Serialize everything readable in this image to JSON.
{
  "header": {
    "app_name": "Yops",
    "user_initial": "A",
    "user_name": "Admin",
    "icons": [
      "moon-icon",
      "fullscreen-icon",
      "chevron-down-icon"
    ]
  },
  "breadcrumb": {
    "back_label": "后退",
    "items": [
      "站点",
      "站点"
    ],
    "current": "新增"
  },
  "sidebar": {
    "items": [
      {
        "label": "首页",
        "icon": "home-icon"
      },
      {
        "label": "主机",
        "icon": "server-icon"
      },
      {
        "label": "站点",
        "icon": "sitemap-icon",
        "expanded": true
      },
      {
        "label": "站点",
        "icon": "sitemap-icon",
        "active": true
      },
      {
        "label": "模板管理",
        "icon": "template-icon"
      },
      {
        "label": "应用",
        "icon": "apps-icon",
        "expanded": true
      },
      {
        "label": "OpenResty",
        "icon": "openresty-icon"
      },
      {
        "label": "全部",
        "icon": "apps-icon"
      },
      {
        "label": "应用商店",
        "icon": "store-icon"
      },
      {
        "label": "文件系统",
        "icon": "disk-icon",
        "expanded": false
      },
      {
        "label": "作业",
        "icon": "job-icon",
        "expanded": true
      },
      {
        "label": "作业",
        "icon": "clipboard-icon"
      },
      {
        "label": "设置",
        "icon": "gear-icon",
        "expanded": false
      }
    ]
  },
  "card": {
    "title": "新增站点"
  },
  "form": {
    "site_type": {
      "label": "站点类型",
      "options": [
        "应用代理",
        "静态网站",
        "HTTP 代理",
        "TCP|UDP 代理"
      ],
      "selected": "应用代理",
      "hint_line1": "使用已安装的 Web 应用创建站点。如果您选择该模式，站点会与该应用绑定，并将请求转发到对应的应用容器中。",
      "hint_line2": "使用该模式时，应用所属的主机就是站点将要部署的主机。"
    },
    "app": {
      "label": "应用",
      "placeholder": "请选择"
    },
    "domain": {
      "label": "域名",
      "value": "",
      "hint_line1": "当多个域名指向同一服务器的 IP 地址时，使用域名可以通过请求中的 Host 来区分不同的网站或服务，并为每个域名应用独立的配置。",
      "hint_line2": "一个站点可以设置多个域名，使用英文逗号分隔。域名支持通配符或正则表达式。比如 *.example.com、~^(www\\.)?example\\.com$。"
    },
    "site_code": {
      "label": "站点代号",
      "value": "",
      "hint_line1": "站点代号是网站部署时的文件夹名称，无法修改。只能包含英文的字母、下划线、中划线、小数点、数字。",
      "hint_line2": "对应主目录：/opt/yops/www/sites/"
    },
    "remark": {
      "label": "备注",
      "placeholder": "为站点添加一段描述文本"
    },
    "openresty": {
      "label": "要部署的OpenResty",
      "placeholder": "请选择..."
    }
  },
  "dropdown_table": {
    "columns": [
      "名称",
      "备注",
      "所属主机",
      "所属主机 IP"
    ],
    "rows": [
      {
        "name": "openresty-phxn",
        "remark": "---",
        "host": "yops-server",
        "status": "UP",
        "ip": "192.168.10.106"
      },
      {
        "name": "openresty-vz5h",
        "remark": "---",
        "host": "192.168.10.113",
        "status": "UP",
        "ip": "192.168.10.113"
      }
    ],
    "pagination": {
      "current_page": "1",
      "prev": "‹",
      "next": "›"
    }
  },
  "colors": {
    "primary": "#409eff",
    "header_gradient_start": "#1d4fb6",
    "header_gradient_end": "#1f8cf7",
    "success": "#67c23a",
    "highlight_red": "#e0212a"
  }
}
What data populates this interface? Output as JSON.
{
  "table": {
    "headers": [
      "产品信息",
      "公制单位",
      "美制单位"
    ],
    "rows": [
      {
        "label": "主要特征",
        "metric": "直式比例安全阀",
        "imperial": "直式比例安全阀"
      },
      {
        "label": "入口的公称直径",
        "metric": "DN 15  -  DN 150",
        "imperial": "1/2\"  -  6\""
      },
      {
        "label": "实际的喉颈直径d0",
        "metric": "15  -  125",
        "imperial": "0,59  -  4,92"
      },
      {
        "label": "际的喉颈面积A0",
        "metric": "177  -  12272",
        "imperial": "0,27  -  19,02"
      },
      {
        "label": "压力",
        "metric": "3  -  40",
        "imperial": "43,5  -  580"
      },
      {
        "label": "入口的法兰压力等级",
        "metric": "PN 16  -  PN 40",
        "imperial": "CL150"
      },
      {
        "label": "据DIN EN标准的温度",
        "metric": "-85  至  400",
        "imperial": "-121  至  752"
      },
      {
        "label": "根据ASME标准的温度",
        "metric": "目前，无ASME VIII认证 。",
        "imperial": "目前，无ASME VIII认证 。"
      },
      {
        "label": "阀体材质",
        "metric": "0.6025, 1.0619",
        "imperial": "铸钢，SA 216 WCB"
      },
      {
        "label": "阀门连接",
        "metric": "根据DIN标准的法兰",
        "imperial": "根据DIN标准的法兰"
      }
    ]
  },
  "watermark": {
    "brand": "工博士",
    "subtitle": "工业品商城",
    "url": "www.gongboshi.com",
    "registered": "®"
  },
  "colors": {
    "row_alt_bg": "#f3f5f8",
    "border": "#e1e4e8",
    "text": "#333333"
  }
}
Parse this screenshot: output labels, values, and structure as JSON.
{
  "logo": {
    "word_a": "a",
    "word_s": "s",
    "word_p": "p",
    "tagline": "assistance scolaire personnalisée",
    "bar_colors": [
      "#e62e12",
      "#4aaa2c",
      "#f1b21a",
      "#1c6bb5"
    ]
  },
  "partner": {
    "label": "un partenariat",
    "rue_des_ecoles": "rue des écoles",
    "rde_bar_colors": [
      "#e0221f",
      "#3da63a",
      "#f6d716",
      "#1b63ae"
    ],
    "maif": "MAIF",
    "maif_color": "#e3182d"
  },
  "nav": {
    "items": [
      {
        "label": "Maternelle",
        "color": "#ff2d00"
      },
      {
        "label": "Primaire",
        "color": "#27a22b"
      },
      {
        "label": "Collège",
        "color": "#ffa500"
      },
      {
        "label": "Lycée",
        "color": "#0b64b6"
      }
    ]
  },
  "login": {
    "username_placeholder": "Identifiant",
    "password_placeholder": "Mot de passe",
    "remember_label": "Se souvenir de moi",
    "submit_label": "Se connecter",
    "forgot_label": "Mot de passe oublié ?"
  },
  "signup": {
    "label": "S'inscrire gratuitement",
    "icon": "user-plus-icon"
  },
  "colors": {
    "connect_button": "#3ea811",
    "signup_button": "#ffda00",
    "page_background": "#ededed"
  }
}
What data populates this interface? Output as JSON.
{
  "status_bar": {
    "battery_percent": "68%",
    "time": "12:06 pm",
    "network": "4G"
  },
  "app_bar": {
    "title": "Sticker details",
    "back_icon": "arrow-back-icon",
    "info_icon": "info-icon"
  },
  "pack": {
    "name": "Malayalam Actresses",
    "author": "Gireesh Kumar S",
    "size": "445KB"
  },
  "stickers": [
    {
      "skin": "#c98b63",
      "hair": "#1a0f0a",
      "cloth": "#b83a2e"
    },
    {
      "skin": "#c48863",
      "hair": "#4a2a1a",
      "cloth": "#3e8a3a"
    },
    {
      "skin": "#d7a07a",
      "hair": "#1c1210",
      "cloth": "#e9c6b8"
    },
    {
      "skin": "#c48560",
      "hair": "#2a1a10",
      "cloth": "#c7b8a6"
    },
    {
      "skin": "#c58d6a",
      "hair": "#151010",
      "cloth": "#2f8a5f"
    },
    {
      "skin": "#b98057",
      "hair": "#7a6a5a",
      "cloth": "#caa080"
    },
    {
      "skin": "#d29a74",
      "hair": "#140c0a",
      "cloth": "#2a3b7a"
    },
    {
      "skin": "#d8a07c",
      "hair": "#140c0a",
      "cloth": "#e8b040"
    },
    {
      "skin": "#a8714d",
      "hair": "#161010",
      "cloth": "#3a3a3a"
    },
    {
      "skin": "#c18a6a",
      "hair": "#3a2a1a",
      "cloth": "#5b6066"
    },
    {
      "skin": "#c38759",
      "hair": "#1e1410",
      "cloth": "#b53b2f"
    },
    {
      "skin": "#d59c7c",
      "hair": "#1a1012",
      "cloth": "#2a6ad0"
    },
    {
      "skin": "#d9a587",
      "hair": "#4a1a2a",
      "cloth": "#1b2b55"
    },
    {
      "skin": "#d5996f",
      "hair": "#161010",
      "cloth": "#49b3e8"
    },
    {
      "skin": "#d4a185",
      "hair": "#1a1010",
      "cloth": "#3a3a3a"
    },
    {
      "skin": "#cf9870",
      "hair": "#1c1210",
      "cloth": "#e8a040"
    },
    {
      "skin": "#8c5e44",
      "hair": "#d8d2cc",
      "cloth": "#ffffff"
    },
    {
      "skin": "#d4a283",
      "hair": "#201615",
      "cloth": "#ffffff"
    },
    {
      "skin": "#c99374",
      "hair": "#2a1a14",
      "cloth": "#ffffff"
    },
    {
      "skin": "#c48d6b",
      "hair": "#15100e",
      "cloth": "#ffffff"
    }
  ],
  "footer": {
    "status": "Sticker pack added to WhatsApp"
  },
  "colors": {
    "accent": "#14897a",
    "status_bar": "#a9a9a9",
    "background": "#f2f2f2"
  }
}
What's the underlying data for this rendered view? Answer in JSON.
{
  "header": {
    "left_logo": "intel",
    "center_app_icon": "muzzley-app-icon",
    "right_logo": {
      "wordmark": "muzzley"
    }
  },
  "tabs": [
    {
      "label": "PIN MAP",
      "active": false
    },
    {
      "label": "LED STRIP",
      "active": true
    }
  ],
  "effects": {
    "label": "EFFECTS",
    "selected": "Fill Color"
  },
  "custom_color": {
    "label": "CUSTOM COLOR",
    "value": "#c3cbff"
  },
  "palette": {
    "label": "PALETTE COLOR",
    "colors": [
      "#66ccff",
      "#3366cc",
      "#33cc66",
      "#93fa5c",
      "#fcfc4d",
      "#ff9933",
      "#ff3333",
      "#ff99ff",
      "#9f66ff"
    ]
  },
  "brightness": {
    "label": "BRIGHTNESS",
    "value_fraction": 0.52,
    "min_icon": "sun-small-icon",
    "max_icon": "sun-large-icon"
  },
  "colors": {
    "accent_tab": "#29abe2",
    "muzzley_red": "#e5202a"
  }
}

Requirements: Find all the lines containing "VIII认证" in the material, then copy them.

Right answer:
        "metric": "目前，无ASME VIII认证 。",
        "imperial": "目前，无ASME VIII认证 。"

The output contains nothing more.